### Instructions to follow
Repeat each entry exactly and drop the pictures.

### Structured figure records
******************************
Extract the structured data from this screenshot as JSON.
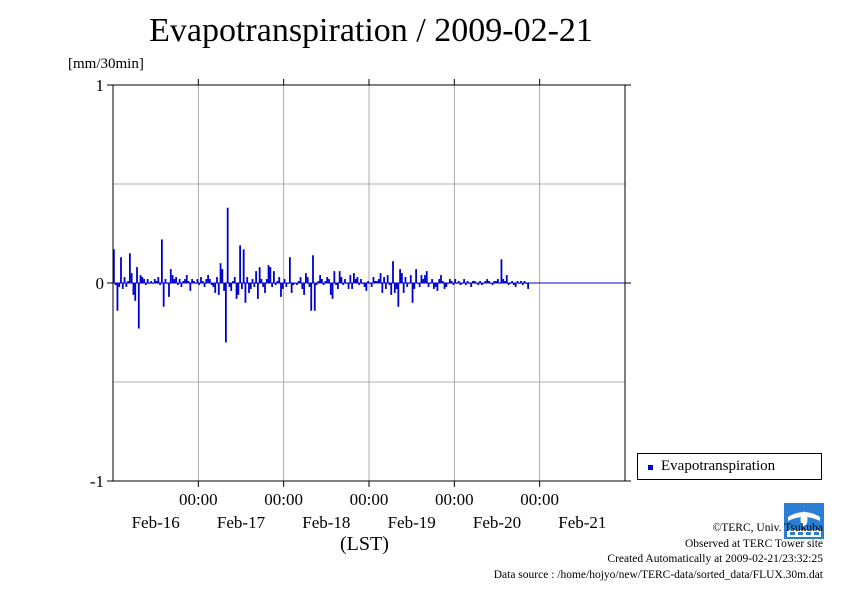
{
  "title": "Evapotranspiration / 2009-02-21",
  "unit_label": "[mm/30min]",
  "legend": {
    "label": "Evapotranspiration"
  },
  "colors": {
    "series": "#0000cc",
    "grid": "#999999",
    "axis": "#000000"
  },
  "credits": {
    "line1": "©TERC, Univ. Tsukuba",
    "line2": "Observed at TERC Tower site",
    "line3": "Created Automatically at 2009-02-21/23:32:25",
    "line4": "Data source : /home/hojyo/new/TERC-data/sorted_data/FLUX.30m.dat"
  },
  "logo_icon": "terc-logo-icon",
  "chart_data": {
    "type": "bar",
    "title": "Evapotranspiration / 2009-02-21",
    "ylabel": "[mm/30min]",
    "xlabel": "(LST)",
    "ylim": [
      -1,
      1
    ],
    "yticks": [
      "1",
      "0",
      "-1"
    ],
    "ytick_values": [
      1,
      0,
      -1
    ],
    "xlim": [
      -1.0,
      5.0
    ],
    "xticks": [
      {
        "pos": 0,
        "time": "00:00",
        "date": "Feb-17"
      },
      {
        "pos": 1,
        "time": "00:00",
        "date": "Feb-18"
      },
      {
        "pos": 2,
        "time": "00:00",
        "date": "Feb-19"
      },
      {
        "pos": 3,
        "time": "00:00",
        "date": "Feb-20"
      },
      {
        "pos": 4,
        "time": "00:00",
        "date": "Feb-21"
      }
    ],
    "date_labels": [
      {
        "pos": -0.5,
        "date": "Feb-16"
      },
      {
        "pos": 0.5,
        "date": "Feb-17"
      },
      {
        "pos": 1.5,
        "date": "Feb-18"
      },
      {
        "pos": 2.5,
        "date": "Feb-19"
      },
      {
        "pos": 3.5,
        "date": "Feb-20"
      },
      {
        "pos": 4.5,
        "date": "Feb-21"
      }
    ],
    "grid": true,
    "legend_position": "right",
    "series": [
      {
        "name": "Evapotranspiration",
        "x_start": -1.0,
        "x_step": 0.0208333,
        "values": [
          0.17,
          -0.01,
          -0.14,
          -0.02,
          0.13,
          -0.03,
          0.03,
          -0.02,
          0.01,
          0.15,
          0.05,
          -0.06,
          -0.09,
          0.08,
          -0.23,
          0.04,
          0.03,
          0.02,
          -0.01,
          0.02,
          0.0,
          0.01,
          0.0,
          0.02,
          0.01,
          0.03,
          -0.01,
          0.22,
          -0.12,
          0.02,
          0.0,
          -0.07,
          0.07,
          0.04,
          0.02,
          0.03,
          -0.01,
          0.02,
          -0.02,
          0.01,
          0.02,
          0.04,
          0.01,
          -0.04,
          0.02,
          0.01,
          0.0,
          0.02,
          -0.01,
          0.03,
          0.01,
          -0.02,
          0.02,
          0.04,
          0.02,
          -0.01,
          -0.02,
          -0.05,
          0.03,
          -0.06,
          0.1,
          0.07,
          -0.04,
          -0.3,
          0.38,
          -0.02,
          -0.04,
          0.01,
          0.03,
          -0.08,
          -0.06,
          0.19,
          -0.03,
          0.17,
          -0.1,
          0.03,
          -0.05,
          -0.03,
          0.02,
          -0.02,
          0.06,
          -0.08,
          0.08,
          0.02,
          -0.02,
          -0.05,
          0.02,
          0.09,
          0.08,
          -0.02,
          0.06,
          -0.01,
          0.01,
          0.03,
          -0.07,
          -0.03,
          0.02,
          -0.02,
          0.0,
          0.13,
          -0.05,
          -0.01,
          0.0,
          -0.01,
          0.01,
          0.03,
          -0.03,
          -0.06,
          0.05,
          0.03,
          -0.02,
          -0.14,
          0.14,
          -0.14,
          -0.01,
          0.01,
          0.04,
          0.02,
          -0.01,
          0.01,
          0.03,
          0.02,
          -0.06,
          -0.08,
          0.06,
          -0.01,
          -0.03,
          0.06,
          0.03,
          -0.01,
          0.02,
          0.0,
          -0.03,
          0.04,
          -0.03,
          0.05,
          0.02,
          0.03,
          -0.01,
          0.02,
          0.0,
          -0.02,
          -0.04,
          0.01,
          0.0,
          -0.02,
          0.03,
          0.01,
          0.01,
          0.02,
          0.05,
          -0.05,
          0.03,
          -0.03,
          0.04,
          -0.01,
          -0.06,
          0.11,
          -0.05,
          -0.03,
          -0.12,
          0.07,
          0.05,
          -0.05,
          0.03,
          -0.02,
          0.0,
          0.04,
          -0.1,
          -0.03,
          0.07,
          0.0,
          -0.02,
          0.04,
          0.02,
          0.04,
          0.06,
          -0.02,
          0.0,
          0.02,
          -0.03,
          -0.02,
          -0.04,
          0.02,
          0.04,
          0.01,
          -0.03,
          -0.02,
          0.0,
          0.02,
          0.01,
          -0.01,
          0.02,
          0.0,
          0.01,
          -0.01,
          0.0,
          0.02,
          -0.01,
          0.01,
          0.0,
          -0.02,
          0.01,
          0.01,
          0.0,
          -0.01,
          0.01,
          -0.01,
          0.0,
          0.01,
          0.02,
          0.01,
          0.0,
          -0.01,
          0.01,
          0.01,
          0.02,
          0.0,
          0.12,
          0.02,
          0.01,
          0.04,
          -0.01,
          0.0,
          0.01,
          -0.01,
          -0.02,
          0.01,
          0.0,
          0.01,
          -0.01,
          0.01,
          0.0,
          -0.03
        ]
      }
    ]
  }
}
******************************
### Result of this exercise
Extract the structured data from this screenshot as JSON.
{
  "title": "Evapotranspiration / 2009-02-21",
  "unit_label": "[mm/30min]",
  "legend": {
    "label": "Evapotranspiration"
  },
  "colors": {
    "series": "#0000cc",
    "grid": "#999999",
    "axis": "#000000"
  },
  "credits": {
    "line1": "©TERC, Univ. Tsukuba",
    "line2": "Observed at TERC Tower site",
    "line3": "Created Automatically at 2009-02-21/23:32:25",
    "line4": "Data source : /home/hojyo/new/TERC-data/sorted_data/FLUX.30m.dat"
  },
  "logo_icon": "terc-logo-icon",
  "chart_data": {
    "type": "bar",
    "title": "Evapotranspiration / 2009-02-21",
    "ylabel": "[mm/30min]",
    "xlabel": "(LST)",
    "ylim": [
      -1,
      1
    ],
    "yticks": [
      "1",
      "0",
      "-1"
    ],
    "ytick_values": [
      1,
      0,
      -1
    ],
    "xlim": [
      -1.0,
      5.0
    ],
    "xticks": [
      {
        "pos": 0,
        "time": "00:00",
        "date": "Feb-17"
      },
      {
        "pos": 1,
        "time": "00:00",
        "date": "Feb-18"
      },
      {
        "pos": 2,
        "time": "00:00",
        "date": "Feb-19"
      },
      {
        "pos": 3,
        "time": "00:00",
        "date": "Feb-20"
      },
      {
        "pos": 4,
        "time": "00:00",
        "date": "Feb-21"
      }
    ],
    "date_labels": [
      {
        "pos": -0.5,
        "date": "Feb-16"
      },
      {
        "pos": 0.5,
        "date": "Feb-17"
      },
      {
        "pos": 1.5,
        "date": "Feb-18"
      },
      {
        "pos": 2.5,
        "date": "Feb-19"
      },
      {
        "pos": 3.5,
        "date": "Feb-20"
      },
      {
        "pos": 4.5,
        "date": "Feb-21"
      }
    ],
    "grid": true,
    "legend_position": "right",
    "series": [
      {
        "name": "Evapotranspiration",
        "x_start": -1.0,
        "x_step": 0.0208333,
        "values": [
          0.17,
          -0.01,
          -0.14,
          -0.02,
          0.13,
          -0.03,
          0.03,
          -0.02,
          0.01,
          0.15,
          0.05,
          -0.06,
          -0.09,
          0.08,
          -0.23,
          0.04,
          0.03,
          0.02,
          -0.01,
          0.02,
          0.0,
          0.01,
          0.0,
          0.02,
          0.01,
          0.03,
          -0.01,
          0.22,
          -0.12,
          0.02,
          0.0,
          -0.07,
          0.07,
          0.04,
          0.02,
          0.03,
          -0.01,
          0.02,
          -0.02,
          0.01,
          0.02,
          0.04,
          0.01,
          -0.04,
          0.02,
          0.01,
          0.0,
          0.02,
          -0.01,
          0.03,
          0.01,
          -0.02,
          0.02,
          0.04,
          0.02,
          -0.01,
          -0.02,
          -0.05,
          0.03,
          -0.06,
          0.1,
          0.07,
          -0.04,
          -0.3,
          0.38,
          -0.02,
          -0.04,
          0.01,
          0.03,
          -0.08,
          -0.06,
          0.19,
          -0.03,
          0.17,
          -0.1,
          0.03,
          -0.05,
          -0.03,
          0.02,
          -0.02,
          0.06,
          -0.08,
          0.08,
          0.02,
          -0.02,
          -0.05,
          0.02,
          0.09,
          0.08,
          -0.02,
          0.06,
          -0.01,
          0.01,
          0.03,
          -0.07,
          -0.03,
          0.02,
          -0.02,
          0.0,
          0.13,
          -0.05,
          -0.01,
          0.0,
          -0.01,
          0.01,
          0.03,
          -0.03,
          -0.06,
          0.05,
          0.03,
          -0.02,
          -0.14,
          0.14,
          -0.14,
          -0.01,
          0.01,
          0.04,
          0.02,
          -0.01,
          0.01,
          0.03,
          0.02,
          -0.06,
          -0.08,
          0.06,
          -0.01,
          -0.03,
          0.06,
          0.03,
          -0.01,
          0.02,
          0.0,
          -0.03,
          0.04,
          -0.03,
          0.05,
          0.02,
          0.03,
          -0.01,
          0.02,
          0.0,
          -0.02,
          -0.04,
          0.01,
          0.0,
          -0.02,
          0.03,
          0.01,
          0.01,
          0.02,
          0.05,
          -0.05,
          0.03,
          -0.03,
          0.04,
          -0.01,
          -0.06,
          0.11,
          -0.05,
          -0.03,
          -0.12,
          0.07,
          0.05,
          -0.05,
          0.03,
          -0.02,
          0.0,
          0.04,
          -0.1,
          -0.03,
          0.07,
          0.0,
          -0.02,
          0.04,
          0.02,
          0.04,
          0.06,
          -0.02,
          0.0,
          0.02,
          -0.03,
          -0.02,
          -0.04,
          0.02,
          0.04,
          0.01,
          -0.03,
          -0.02,
          0.0,
          0.02,
          0.01,
          -0.01,
          0.02,
          0.0,
          0.01,
          -0.01,
          0.0,
          0.02,
          -0.01,
          0.01,
          0.0,
          -0.02,
          0.01,
          0.01,
          0.0,
          -0.01,
          0.01,
          -0.01,
          0.0,
          0.01,
          0.02,
          0.01,
          0.0,
          -0.01,
          0.01,
          0.01,
          0.02,
          0.0,
          0.12,
          0.02,
          0.01,
          0.04,
          -0.01,
          0.0,
          0.01,
          -0.01,
          -0.02,
          0.01,
          0.0,
          0.01,
          -0.01,
          0.01,
          0.0,
          -0.03
        ]
      }
    ]
  }
}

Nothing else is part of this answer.